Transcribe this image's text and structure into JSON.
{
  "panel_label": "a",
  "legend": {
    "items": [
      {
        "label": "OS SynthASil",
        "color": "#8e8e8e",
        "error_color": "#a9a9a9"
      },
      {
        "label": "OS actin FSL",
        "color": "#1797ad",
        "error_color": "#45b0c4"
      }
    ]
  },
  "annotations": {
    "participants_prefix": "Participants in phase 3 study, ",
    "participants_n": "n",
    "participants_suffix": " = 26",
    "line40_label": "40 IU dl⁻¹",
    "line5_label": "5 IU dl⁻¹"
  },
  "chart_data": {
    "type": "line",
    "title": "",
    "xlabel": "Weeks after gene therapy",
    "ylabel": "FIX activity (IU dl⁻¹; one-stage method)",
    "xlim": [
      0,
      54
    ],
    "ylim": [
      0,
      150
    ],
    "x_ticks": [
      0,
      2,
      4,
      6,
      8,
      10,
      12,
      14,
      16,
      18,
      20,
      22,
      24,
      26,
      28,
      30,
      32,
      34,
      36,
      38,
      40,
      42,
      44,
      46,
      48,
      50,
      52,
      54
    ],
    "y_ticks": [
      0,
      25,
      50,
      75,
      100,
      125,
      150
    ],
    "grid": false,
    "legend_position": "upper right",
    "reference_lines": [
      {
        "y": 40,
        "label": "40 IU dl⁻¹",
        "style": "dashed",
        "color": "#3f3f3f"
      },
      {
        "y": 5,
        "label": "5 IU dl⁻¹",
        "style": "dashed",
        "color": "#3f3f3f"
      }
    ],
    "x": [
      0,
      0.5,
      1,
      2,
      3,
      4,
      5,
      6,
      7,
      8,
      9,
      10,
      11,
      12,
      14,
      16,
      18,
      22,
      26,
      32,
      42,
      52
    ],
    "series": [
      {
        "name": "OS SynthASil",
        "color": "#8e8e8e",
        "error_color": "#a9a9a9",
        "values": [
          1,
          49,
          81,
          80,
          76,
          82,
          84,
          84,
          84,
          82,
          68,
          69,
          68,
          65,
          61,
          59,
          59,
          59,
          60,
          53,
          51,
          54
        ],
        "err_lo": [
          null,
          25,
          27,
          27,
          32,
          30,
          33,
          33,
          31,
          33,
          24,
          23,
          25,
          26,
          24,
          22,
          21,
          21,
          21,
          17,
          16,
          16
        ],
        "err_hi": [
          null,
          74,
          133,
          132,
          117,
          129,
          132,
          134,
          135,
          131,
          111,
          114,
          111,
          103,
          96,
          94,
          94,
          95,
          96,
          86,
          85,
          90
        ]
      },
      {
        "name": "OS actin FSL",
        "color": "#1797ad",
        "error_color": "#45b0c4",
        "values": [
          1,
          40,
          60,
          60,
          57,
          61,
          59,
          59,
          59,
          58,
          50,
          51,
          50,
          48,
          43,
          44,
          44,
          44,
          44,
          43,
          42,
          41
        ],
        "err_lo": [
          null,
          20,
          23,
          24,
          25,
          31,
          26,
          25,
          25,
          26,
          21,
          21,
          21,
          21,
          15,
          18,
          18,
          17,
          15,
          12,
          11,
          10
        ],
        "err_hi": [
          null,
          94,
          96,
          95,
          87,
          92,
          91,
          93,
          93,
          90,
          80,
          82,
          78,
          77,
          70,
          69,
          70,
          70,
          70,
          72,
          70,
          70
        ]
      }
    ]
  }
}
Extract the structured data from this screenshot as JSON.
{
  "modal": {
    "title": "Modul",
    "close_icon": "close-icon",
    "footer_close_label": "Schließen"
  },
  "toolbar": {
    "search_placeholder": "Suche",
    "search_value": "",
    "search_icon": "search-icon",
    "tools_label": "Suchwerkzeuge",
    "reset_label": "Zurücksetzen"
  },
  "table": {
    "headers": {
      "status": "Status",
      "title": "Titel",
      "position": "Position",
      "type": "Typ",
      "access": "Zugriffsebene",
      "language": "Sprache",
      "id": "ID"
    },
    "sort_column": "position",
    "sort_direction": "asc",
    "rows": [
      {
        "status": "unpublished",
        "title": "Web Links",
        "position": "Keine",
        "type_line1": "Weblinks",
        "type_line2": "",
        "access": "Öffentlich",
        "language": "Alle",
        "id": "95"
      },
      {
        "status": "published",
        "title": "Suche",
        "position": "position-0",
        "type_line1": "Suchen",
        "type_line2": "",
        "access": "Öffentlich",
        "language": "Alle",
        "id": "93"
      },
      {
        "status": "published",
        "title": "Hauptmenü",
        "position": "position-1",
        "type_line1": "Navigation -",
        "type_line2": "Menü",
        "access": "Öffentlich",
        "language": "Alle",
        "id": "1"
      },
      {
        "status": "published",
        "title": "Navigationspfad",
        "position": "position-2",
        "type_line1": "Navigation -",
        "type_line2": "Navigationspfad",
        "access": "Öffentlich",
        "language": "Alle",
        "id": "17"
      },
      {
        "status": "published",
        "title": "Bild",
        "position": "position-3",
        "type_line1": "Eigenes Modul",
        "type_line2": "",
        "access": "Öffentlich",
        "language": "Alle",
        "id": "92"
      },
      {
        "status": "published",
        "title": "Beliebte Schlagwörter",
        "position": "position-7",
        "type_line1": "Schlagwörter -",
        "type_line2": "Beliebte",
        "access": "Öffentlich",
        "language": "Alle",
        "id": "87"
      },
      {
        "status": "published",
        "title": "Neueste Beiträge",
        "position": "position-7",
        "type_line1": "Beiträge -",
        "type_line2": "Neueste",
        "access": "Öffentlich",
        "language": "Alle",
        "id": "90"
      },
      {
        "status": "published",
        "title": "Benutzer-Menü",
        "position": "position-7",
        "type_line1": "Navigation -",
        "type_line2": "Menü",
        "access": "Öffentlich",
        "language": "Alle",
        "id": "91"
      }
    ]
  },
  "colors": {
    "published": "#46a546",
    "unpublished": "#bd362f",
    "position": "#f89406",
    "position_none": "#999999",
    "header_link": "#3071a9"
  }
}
# # # # # # #
TASK ITEM - Transcribe each line of the listing exactly.

TASK ANSWER -
Transcribe this image's text and structure into JSON.
{
  "panel_label": "a",
  "legend": {
    "items": [
      {
        "label": "OS SynthASil",
        "color": "#8e8e8e",
        "error_color": "#a9a9a9"
      },
      {
        "label": "OS actin FSL",
        "color": "#1797ad",
        "error_color": "#45b0c4"
      }
    ]
  },
  "annotations": {
    "participants_prefix": "Participants in phase 3 study, ",
    "participants_n": "n",
    "participants_suffix": " = 26",
    "line40_label": "40 IU dl⁻¹",
    "line5_label": "5 IU dl⁻¹"
  },
  "chart_data": {
    "type": "line",
    "title": "",
    "xlabel": "Weeks after gene therapy",
    "ylabel": "FIX activity (IU dl⁻¹; one-stage method)",
    "xlim": [
      0,
      54
    ],
    "ylim": [
      0,
      150
    ],
    "x_ticks": [
      0,
      2,
      4,
      6,
      8,
      10,
      12,
      14,
      16,
      18,
      20,
      22,
      24,
      26,
      28,
      30,
      32,
      34,
      36,
      38,
      40,
      42,
      44,
      46,
      48,
      50,
      52,
      54
    ],
    "y_ticks": [
      0,
      25,
      50,
      75,
      100,
      125,
      150
    ],
    "grid": false,
    "legend_position": "upper right",
    "reference_lines": [
      {
        "y": 40,
        "label": "40 IU dl⁻¹",
        "style": "dashed",
        "color": "#3f3f3f"
      },
      {
        "y": 5,
        "label": "5 IU dl⁻¹",
        "style": "dashed",
        "color": "#3f3f3f"
      }
    ],
    "x": [
      0,
      0.5,
      1,
      2,
      3,
      4,
      5,
      6,
      7,
      8,
      9,
      10,
      11,
      12,
      14,
      16,
      18,
      22,
      26,
      32,
      42,
      52
    ],
    "series": [
      {
        "name": "OS SynthASil",
        "color": "#8e8e8e",
        "error_color": "#a9a9a9",
        "values": [
          1,
          49,
          81,
          80,
          76,
          82,
          84,
          84,
          84,
          82,
          68,
          69,
          68,
          65,
          61,
          59,
          59,
          59,
          60,
          53,
          51,
          54
        ],
        "err_lo": [
          null,
          25,
          27,
          27,
          32,
          30,
          33,
          33,
          31,
          33,
          24,
          23,
          25,
          26,
          24,
          22,
          21,
          21,
          21,
          17,
          16,
          16
        ],
        "err_hi": [
          null,
          74,
          133,
          132,
          117,
          129,
          132,
          134,
          135,
          131,
          111,
          114,
          111,
          103,
          96,
          94,
          94,
          95,
          96,
          86,
          85,
          90
        ]
      },
      {
        "name": "OS actin FSL",
        "color": "#1797ad",
        "error_color": "#45b0c4",
        "values": [
          1,
          40,
          60,
          60,
          57,
          61,
          59,
          59,
          59,
          58,
          50,
          51,
          50,
          48,
          43,
          44,
          44,
          44,
          44,
          43,
          42,
          41
        ],
        "err_lo": [
          null,
          20,
          23,
          24,
          25,
          31,
          26,
          25,
          25,
          26,
          21,
          21,
          21,
          21,
          15,
          18,
          18,
          17,
          15,
          12,
          11,
          10
        ],
        "err_hi": [
          null,
          94,
          96,
          95,
          87,
          92,
          91,
          93,
          93,
          90,
          80,
          82,
          78,
          77,
          70,
          69,
          70,
          70,
          70,
          72,
          70,
          70
        ]
      }
    ]
  }
}
Extract the structured data from this screenshot as JSON.
{
  "modal": {
    "title": "Modul",
    "close_icon": "close-icon",
    "footer_close_label": "Schließen"
  },
  "toolbar": {
    "search_placeholder": "Suche",
    "search_value": "",
    "search_icon": "search-icon",
    "tools_label": "Suchwerkzeuge",
    "reset_label": "Zurücksetzen"
  },
  "table": {
    "headers": {
      "status": "Status",
      "title": "Titel",
      "position": "Position",
      "type": "Typ",
      "access": "Zugriffsebene",
      "language": "Sprache",
      "id": "ID"
    },
    "sort_column": "position",
    "sort_direction": "asc",
    "rows": [
      {
        "status": "unpublished",
        "title": "Web Links",
        "position": "Keine",
        "type_line1": "Weblinks",
        "type_line2": "",
        "access": "Öffentlich",
        "language": "Alle",
        "id": "95"
      },
      {
        "status": "published",
        "title": "Suche",
        "position": "position-0",
        "type_line1": "Suchen",
        "type_line2": "",
        "access": "Öffentlich",
        "language": "Alle",
        "id": "93"
      },
      {
        "status": "published",
        "title": "Hauptmenü",
        "position": "position-1",
        "type_line1": "Navigation -",
        "type_line2": "Menü",
        "access": "Öffentlich",
        "language": "Alle",
        "id": "1"
      },
      {
        "status": "published",
        "title": "Navigationspfad",
        "position": "position-2",
        "type_line1": "Navigation -",
        "type_line2": "Navigationspfad",
        "access": "Öffentlich",
        "language": "Alle",
        "id": "17"
      },
      {
        "status": "published",
        "title": "Bild",
        "position": "position-3",
        "type_line1": "Eigenes Modul",
        "type_line2": "",
        "access": "Öffentlich",
        "language": "Alle",
        "id": "92"
      },
      {
        "status": "published",
        "title": "Beliebte Schlagwörter",
        "position": "position-7",
        "type_line1": "Schlagwörter -",
        "type_line2": "Beliebte",
        "access": "Öffentlich",
        "language": "Alle",
        "id": "87"
      },
      {
        "status": "published",
        "title": "Neueste Beiträge",
        "position": "position-7",
        "type_line1": "Beiträge -",
        "type_line2": "Neueste",
        "access": "Öffentlich",
        "language": "Alle",
        "id": "90"
      },
      {
        "status": "published",
        "title": "Benutzer-Menü",
        "position": "position-7",
        "type_line1": "Navigation -",
        "type_line2": "Menü",
        "access": "Öffentlich",
        "language": "Alle",
        "id": "91"
      }
    ]
  },
  "colors": {
    "published": "#46a546",
    "unpublished": "#bd362f",
    "position": "#f89406",
    "position_none": "#999999",
    "header_link": "#3071a9"
  }
}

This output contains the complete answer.